§ What is expected: The records below hold pictures; please leave those out and retype the rest exactly.

— Begin Provided data —

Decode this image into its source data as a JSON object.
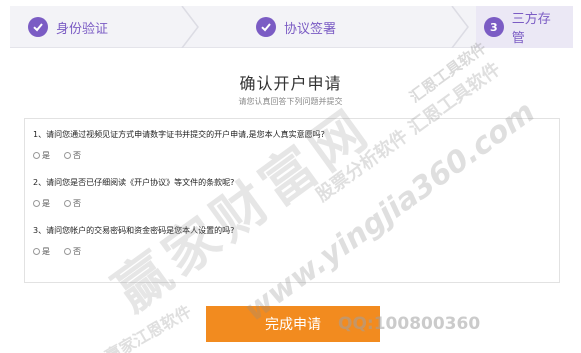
{
  "steps": [
    {
      "num": "✓",
      "label": "身份验证",
      "state": "done"
    },
    {
      "num": "✓",
      "label": "协议签署",
      "state": "done"
    },
    {
      "num": "3",
      "label": "三方存管",
      "state": "current"
    }
  ],
  "header": {
    "title": "确认开户申请",
    "subtitle": "请您认真回答下列问题并提交"
  },
  "questions": [
    {
      "text": "1、请问您通过视频见证方式申请数字证书并提交的开户申请,是您本人真实意愿吗?",
      "options": [
        "是",
        "否"
      ]
    },
    {
      "text": "2、请问您是否已仔细阅读《开户协议》等文件的条款呢?",
      "options": [
        "是",
        "否"
      ]
    },
    {
      "text": "3、请问您帐户的交易密码和资金密码是您本人设置的吗?",
      "options": [
        "是",
        "否"
      ]
    }
  ],
  "submit": {
    "label": "完成申请"
  },
  "watermarks": {
    "big": "赢家财富网",
    "site": "www.yingjia360.com",
    "mid": "股票分析软件 汇恩工具软件",
    "small": "赢家江恩软件",
    "qq": "QQ:100800360",
    "corner": "汇恩工具软件"
  },
  "colors": {
    "accent": "#7b5cc4",
    "button": "#f28b1f"
  }
}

— End Provided data —

§ Worked answer:
Decode this image into its source data as a JSON object.
{
  "steps": [
    {
      "num": "✓",
      "label": "身份验证",
      "state": "done"
    },
    {
      "num": "✓",
      "label": "协议签署",
      "state": "done"
    },
    {
      "num": "3",
      "label": "三方存管",
      "state": "current"
    }
  ],
  "header": {
    "title": "确认开户申请",
    "subtitle": "请您认真回答下列问题并提交"
  },
  "questions": [
    {
      "text": "1、请问您通过视频见证方式申请数字证书并提交的开户申请,是您本人真实意愿吗?",
      "options": [
        "是",
        "否"
      ]
    },
    {
      "text": "2、请问您是否已仔细阅读《开户协议》等文件的条款呢?",
      "options": [
        "是",
        "否"
      ]
    },
    {
      "text": "3、请问您帐户的交易密码和资金密码是您本人设置的吗?",
      "options": [
        "是",
        "否"
      ]
    }
  ],
  "submit": {
    "label": "完成申请"
  },
  "watermarks": {
    "big": "赢家财富网",
    "site": "www.yingjia360.com",
    "mid": "股票分析软件 汇恩工具软件",
    "small": "赢家江恩软件",
    "qq": "QQ:100800360",
    "corner": "汇恩工具软件"
  },
  "colors": {
    "accent": "#7b5cc4",
    "button": "#f28b1f"
  }
}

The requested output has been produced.